#### WRITTEN REQUEST
How many lines hold the string "TODOS"? Reply with the number alone.
######
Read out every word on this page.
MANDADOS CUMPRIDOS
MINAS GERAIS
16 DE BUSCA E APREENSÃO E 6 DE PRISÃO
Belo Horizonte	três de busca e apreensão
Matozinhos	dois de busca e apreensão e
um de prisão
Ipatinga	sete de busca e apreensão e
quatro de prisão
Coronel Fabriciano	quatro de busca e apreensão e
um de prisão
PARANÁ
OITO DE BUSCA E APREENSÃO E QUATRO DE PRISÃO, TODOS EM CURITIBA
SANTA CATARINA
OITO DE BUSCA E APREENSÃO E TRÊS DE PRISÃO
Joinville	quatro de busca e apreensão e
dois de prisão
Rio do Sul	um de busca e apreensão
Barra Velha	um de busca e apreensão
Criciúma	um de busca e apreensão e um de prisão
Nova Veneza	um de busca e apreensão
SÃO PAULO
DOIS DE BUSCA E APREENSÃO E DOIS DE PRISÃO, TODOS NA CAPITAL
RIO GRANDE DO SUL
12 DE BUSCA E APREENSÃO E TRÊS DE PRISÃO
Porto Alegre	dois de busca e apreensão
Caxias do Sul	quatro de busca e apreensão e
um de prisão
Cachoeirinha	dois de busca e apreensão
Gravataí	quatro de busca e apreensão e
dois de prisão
######
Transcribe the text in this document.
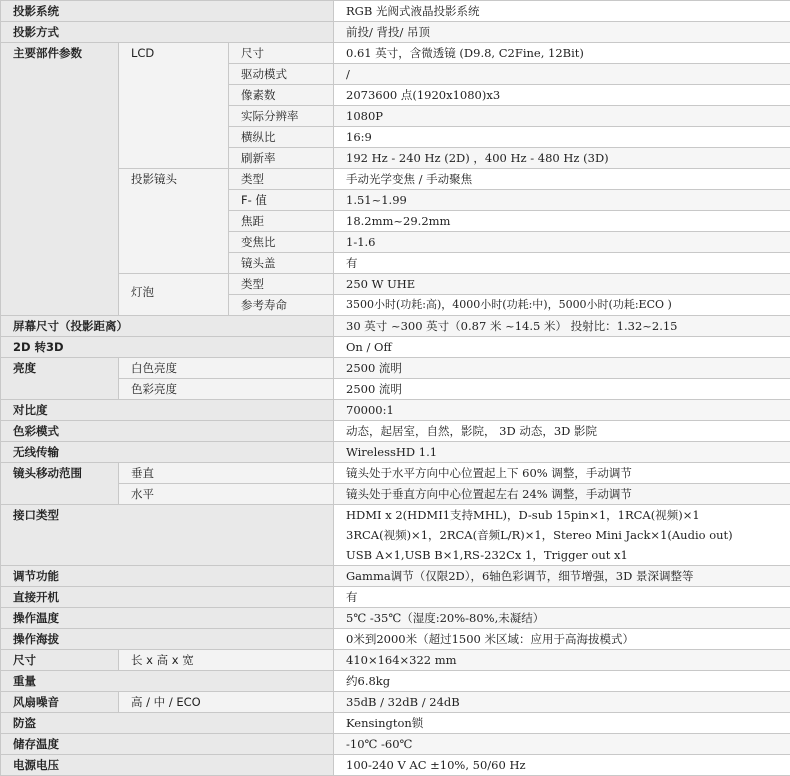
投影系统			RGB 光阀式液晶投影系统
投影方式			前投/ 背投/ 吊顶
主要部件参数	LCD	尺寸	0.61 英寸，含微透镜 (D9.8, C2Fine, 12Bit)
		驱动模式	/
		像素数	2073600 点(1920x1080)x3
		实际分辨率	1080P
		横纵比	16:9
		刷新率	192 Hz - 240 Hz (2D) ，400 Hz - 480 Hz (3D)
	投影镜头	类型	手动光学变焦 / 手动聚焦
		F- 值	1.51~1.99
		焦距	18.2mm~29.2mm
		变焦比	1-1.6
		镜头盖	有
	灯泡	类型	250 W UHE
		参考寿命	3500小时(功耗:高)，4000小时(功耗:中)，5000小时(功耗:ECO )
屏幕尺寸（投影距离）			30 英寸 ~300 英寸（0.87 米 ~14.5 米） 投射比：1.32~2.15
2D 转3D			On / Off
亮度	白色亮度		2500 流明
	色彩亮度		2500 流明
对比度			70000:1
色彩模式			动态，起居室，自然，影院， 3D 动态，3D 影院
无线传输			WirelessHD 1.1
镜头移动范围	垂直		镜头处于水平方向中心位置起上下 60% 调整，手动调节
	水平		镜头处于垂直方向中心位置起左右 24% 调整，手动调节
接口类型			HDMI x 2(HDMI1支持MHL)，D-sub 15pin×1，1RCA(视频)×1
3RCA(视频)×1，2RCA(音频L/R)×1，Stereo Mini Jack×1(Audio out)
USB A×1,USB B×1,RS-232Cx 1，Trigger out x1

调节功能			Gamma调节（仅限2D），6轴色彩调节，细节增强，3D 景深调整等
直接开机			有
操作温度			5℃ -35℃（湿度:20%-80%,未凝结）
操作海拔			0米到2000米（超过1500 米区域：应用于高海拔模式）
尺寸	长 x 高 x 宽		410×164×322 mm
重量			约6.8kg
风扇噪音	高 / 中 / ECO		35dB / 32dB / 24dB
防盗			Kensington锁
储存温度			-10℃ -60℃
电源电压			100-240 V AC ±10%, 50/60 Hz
######
#### REPLY
2